Wherever a line holds the word "COMPETITION", copy that line out.

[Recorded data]
┌──
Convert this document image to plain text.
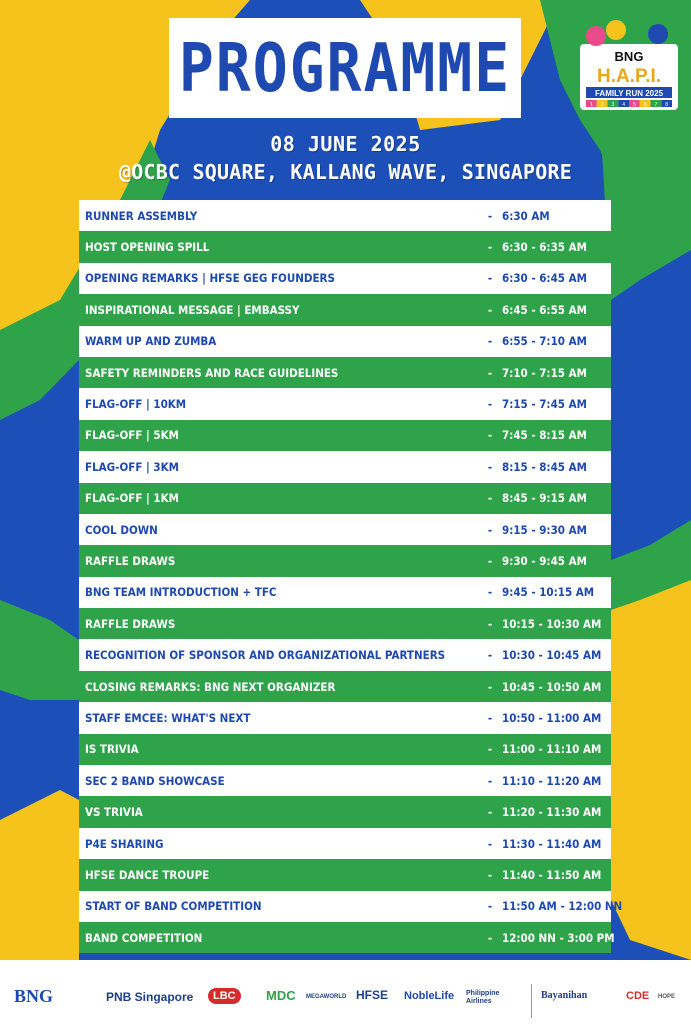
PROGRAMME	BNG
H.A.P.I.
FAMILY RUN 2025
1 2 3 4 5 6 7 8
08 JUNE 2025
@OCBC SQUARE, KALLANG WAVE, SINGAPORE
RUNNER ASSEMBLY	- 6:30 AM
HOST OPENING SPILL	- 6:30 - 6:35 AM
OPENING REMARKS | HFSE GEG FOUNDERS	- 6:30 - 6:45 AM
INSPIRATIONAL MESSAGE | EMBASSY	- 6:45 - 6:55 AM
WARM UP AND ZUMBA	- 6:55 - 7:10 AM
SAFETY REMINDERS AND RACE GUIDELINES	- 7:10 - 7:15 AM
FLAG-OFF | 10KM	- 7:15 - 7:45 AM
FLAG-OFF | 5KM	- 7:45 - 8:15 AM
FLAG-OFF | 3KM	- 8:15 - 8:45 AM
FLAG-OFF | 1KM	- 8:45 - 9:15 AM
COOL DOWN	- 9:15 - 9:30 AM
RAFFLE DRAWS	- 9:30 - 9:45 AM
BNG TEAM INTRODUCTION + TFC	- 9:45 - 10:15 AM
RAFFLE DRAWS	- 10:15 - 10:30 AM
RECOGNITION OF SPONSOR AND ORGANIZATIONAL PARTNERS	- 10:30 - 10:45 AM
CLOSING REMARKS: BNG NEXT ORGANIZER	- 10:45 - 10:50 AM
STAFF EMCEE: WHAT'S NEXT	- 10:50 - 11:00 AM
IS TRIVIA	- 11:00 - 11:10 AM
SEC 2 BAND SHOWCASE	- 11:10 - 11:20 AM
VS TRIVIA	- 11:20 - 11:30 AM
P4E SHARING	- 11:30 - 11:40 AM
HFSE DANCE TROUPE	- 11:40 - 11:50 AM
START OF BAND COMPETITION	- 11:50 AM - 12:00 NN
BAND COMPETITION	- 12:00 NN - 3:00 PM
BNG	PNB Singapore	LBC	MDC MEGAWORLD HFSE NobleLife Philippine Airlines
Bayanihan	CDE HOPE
└──
┌──
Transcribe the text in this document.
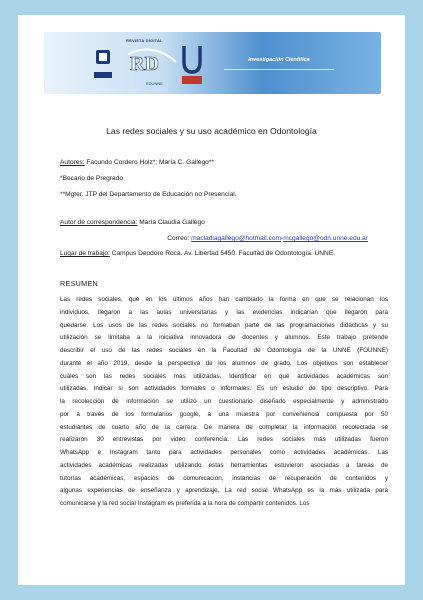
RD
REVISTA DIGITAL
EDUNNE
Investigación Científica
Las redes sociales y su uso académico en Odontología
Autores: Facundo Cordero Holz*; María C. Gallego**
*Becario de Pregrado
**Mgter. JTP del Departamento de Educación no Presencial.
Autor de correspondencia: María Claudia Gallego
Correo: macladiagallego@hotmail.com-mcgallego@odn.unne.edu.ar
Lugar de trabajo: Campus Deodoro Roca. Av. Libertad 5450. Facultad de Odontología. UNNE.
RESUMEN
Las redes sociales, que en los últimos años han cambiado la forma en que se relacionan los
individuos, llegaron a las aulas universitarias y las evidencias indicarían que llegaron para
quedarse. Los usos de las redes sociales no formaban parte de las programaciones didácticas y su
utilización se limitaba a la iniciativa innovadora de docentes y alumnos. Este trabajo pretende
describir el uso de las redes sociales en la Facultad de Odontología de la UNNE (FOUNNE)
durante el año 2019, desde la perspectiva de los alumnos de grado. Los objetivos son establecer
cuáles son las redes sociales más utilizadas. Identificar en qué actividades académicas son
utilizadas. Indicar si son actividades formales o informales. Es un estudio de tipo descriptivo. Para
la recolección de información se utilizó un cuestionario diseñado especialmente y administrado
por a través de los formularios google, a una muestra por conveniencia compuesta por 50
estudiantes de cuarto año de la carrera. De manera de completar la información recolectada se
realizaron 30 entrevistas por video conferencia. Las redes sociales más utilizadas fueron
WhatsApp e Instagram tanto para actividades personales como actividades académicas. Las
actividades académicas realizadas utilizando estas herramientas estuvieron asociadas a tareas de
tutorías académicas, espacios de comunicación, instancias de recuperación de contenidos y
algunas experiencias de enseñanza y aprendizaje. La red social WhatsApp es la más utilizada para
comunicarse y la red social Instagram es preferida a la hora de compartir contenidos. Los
└──
┌──
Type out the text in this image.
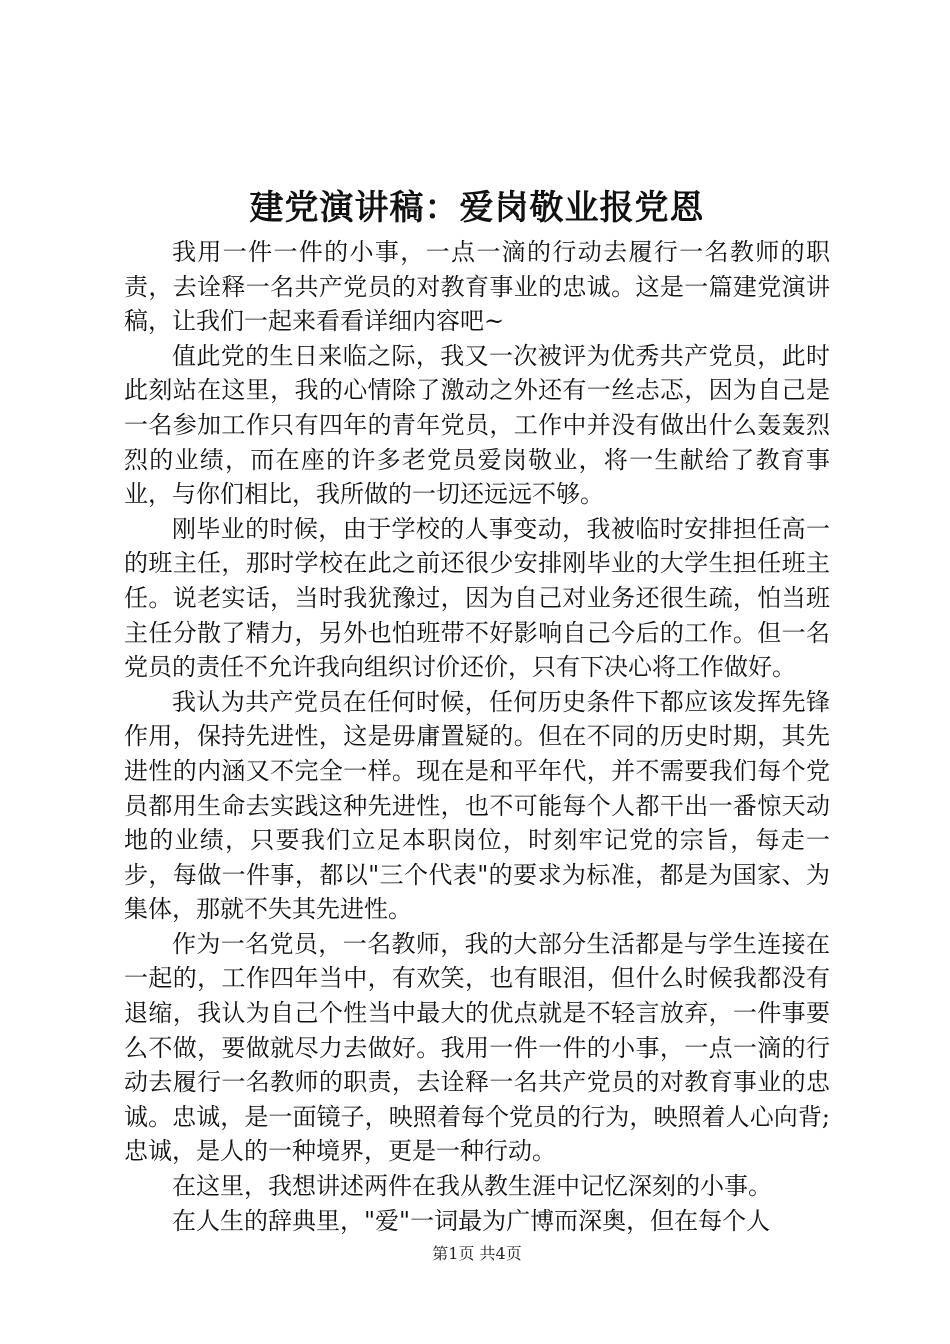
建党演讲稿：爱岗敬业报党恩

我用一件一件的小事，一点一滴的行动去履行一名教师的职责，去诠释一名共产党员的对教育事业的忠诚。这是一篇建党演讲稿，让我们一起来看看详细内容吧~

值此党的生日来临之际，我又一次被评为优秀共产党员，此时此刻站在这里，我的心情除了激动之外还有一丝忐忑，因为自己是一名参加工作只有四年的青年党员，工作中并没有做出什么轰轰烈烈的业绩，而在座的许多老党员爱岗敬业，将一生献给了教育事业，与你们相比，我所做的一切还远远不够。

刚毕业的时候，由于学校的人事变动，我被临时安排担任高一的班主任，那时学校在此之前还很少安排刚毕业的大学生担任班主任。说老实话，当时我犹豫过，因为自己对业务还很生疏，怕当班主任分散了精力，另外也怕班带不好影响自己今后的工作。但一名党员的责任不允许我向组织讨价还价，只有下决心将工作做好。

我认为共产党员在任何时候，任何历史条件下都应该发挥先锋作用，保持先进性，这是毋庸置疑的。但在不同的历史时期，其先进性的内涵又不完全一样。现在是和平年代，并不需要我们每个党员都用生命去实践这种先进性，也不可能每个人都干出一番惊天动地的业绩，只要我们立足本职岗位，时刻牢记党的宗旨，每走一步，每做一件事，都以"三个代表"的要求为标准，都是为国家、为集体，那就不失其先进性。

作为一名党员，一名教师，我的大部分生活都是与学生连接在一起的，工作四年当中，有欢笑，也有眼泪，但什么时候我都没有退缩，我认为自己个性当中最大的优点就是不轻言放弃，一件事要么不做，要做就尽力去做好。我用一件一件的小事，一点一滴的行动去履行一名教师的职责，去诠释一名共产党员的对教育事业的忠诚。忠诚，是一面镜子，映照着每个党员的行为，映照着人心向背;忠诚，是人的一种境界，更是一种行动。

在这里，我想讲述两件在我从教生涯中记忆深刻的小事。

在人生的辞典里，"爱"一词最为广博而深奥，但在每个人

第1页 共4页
└──
Task solution —
START OF BAND COMPETITION	- 11:50 AM - 12:00 NN
BAND COMPETITION	- 12:00 NN - 3:00 PM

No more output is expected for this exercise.